- [Dataset items]
====

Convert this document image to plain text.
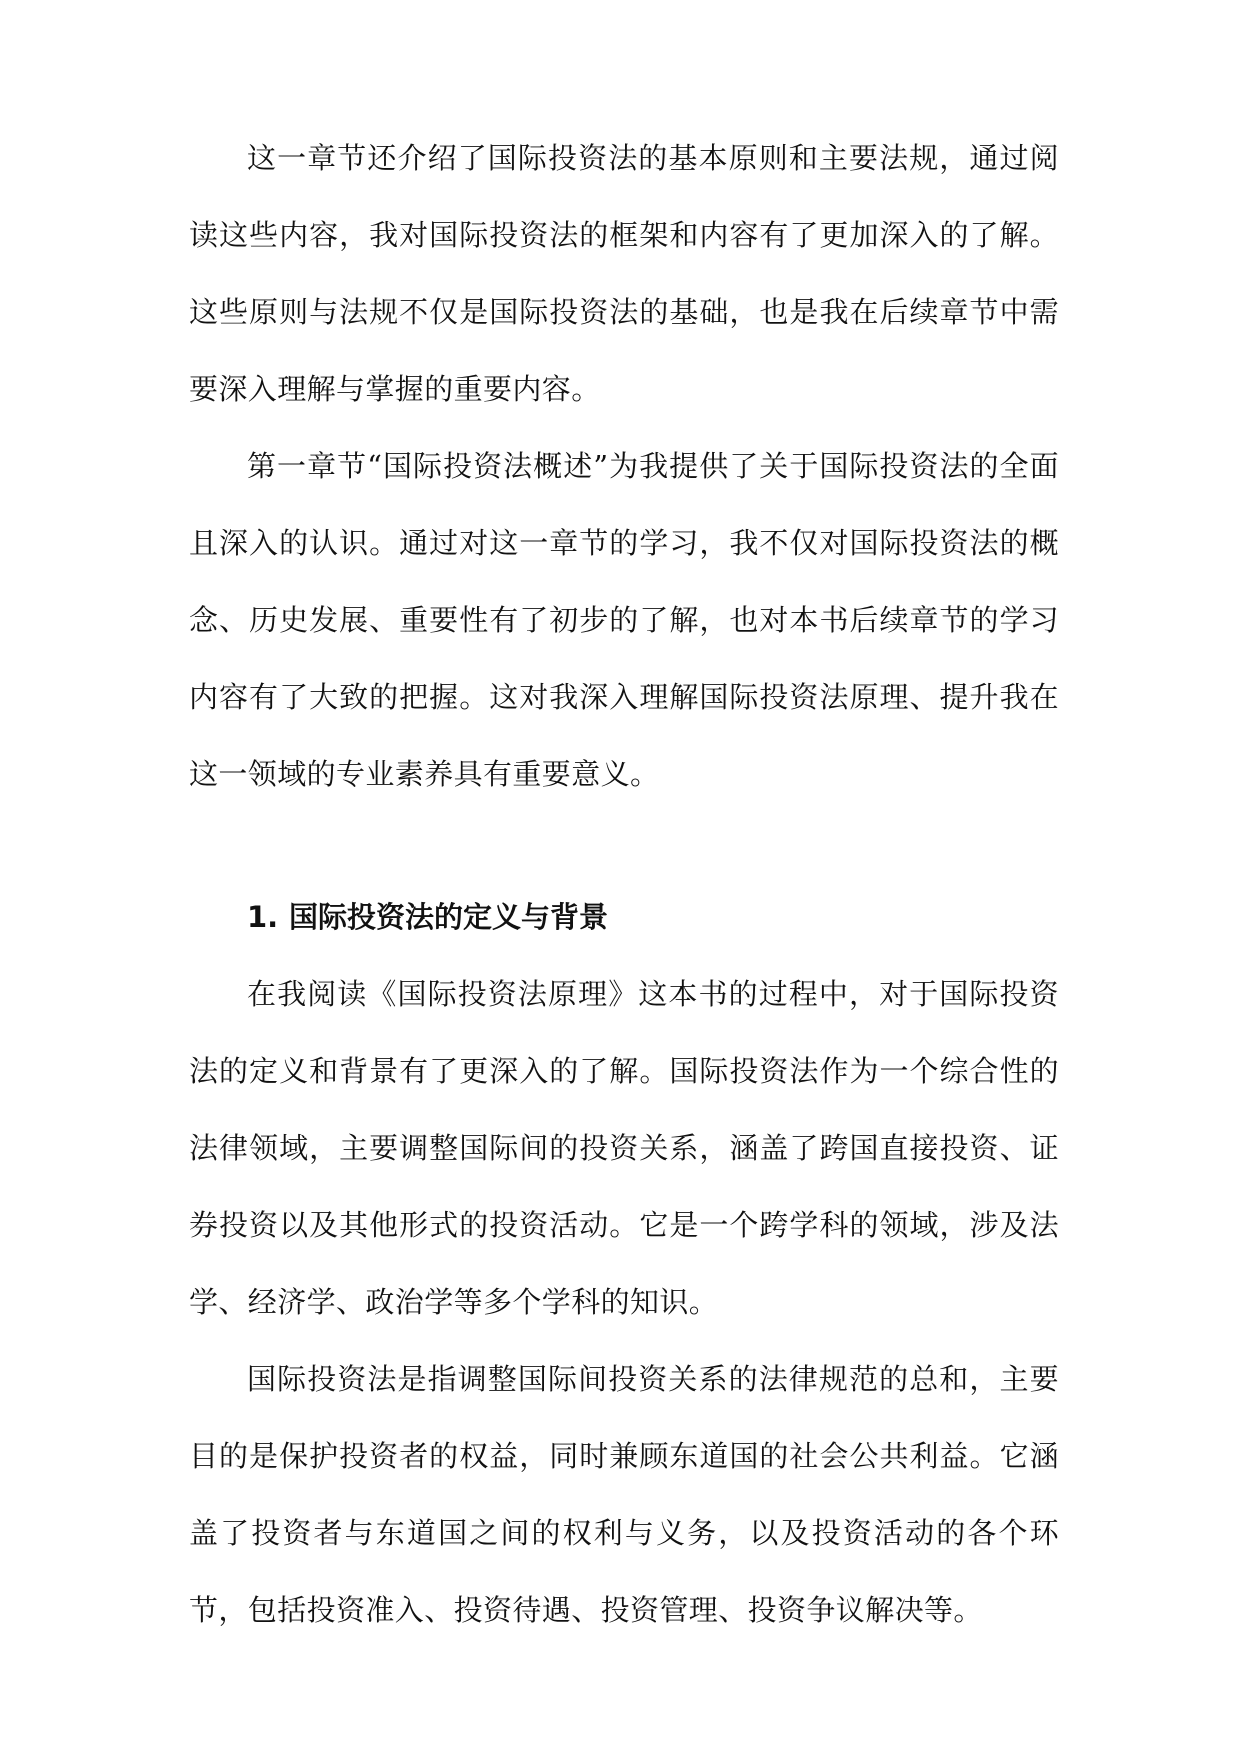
这一章节还介绍了国际投资法的基本原则和主要法规，通过阅读这些内容，我对国际投资法的框架和内容有了更加深入的了解。这些原则与法规不仅是国际投资法的基础，也是我在后续章节中需要深入理解与掌握的重要内容。

第一章节“国际投资法概述”为我提供了关于国际投资法的全面且深入的认识。通过对这一章节的学习，我不仅对国际投资法的概念、历史发展、重要性有了初步的了解，也对本书后续章节的学习内容有了大致的把握。这对我深入理解国际投资法原理、提升我在这一领域的专业素养具有重要意义。

1. 国际投资法的定义与背景

在我阅读《国际投资法原理》这本书的过程中，对于国际投资法的定义和背景有了更深入的了解。国际投资法作为一个综合性的法律领域，主要调整国际间的投资关系，涵盖了跨国直接投资、证券投资以及其他形式的投资活动。它是一个跨学科的领域，涉及法学、经济学、政治学等多个学科的知识。

国际投资法是指调整国际间投资关系的法律规范的总和，主要目的是保护投资者的权益，同时兼顾东道国的社会公共利益。它涵盖了投资者与东道国之间的权利与义务，以及投资活动的各个环节，包括投资准入、投资待遇、投资管理、投资争议解决等。
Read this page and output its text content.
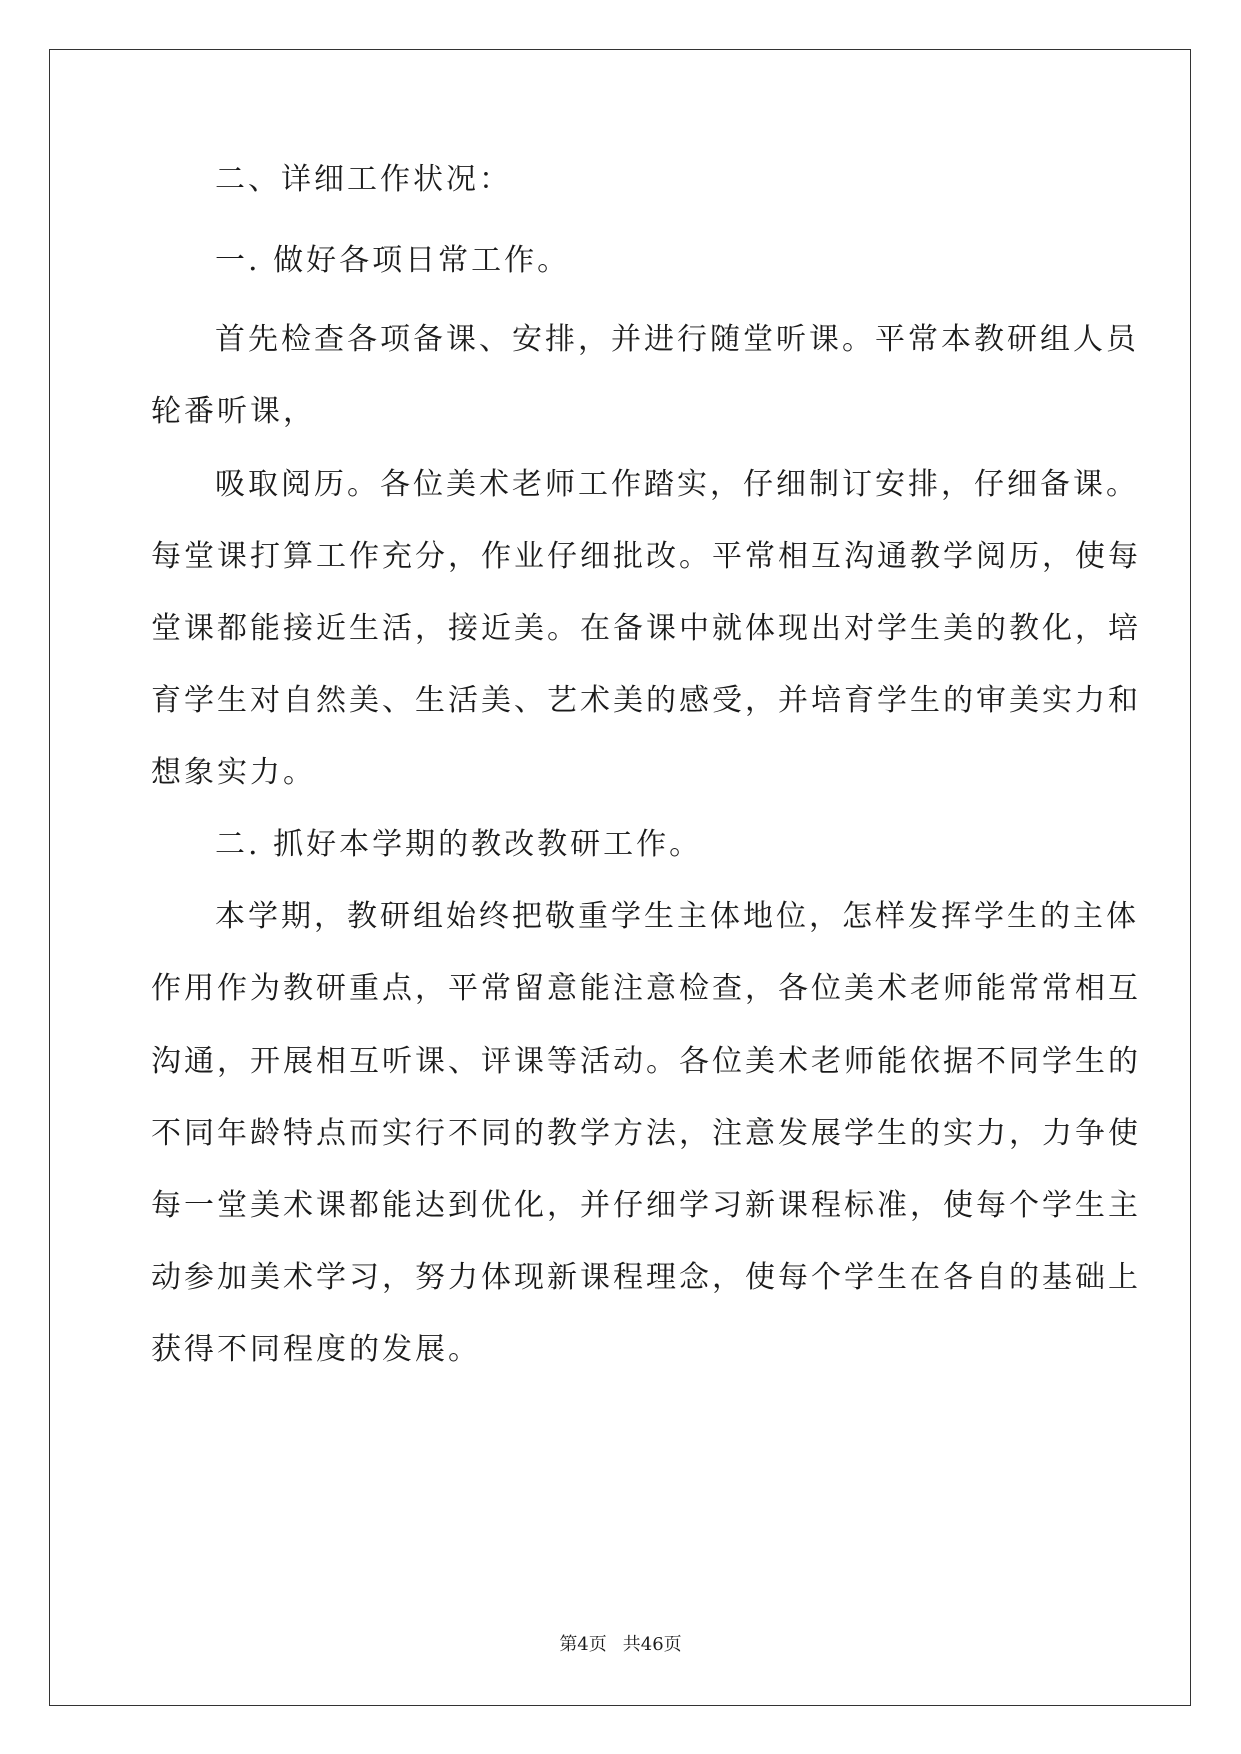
二、详细工作状况：
一. 做好各项日常工作。
首先检查各项备课、安排，并进行随堂听课。平常本教研组人员
轮番听课，
吸取阅历。各位美术老师工作踏实，仔细制订安排，仔细备课。
每堂课打算工作充分，作业仔细批改。平常相互沟通教学阅历，使每
堂课都能接近生活，接近美。在备课中就体现出对学生美的教化，培
育学生对自然美、生活美、艺术美的感受，并培育学生的审美实力和
想象实力。
二. 抓好本学期的教改教研工作。
本学期，教研组始终把敬重学生主体地位，怎样发挥学生的主体
作用作为教研重点，平常留意能注意检查，各位美术老师能常常相互
沟通，开展相互听课、评课等活动。各位美术老师能依据不同学生的
不同年龄特点而实行不同的教学方法，注意发展学生的实力，力争使
每一堂美术课都能达到优化，并仔细学习新课程标准，使每个学生主
动参加美术学习，努力体现新课程理念，使每个学生在各自的基础上
获得不同程度的发展。
第4页 共46页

====

- [Written instruction] Verbatim reproduction of every record is required; images are left out.

- [Task response]
Convert this document image to plain text.
这一章节还介绍了国际投资法的基本原则和主要法规，通过阅读这些内容，我对国际投资法的框架和内容有了更加深入的了解。这些原则与法规不仅是国际投资法的基础，也是我在后续章节中需要深入理解与掌握的重要内容。

第一章节“国际投资法概述”为我提供了关于国际投资法的全面且深入的认识。通过对这一章节的学习，我不仅对国际投资法的概念、历史发展、重要性有了初步的了解，也对本书后续章节的学习内容有了大致的把握。这对我深入理解国际投资法原理、提升我在这一领域的专业素养具有重要意义。

1. 国际投资法的定义与背景

在我阅读《国际投资法原理》这本书的过程中，对于国际投资法的定义和背景有了更深入的了解。国际投资法作为一个综合性的法律领域，主要调整国际间的投资关系，涵盖了跨国直接投资、证券投资以及其他形式的投资活动。它是一个跨学科的领域，涉及法学、经济学、政治学等多个学科的知识。

国际投资法是指调整国际间投资关系的法律规范的总和，主要目的是保护投资者的权益，同时兼顾东道国的社会公共利益。它涵盖了投资者与东道国之间的权利与义务，以及投资活动的各个环节，包括投资准入、投资待遇、投资管理、投资争议解决等。
Read this page and output its text content.
二、详细工作状况：
一. 做好各项日常工作。
首先检查各项备课、安排，并进行随堂听课。平常本教研组人员
轮番听课，
吸取阅历。各位美术老师工作踏实，仔细制订安排，仔细备课。
每堂课打算工作充分，作业仔细批改。平常相互沟通教学阅历，使每
堂课都能接近生活，接近美。在备课中就体现出对学生美的教化，培
育学生对自然美、生活美、艺术美的感受，并培育学生的审美实力和
想象实力。
二. 抓好本学期的教改教研工作。
本学期，教研组始终把敬重学生主体地位，怎样发挥学生的主体
作用作为教研重点，平常留意能注意检查，各位美术老师能常常相互
沟通，开展相互听课、评课等活动。各位美术老师能依据不同学生的
不同年龄特点而实行不同的教学方法，注意发展学生的实力，力争使
每一堂美术课都能达到优化，并仔细学习新课程标准，使每个学生主
动参加美术学习，努力体现新课程理念，使每个学生在各自的基础上
获得不同程度的发展。
第4页 共46页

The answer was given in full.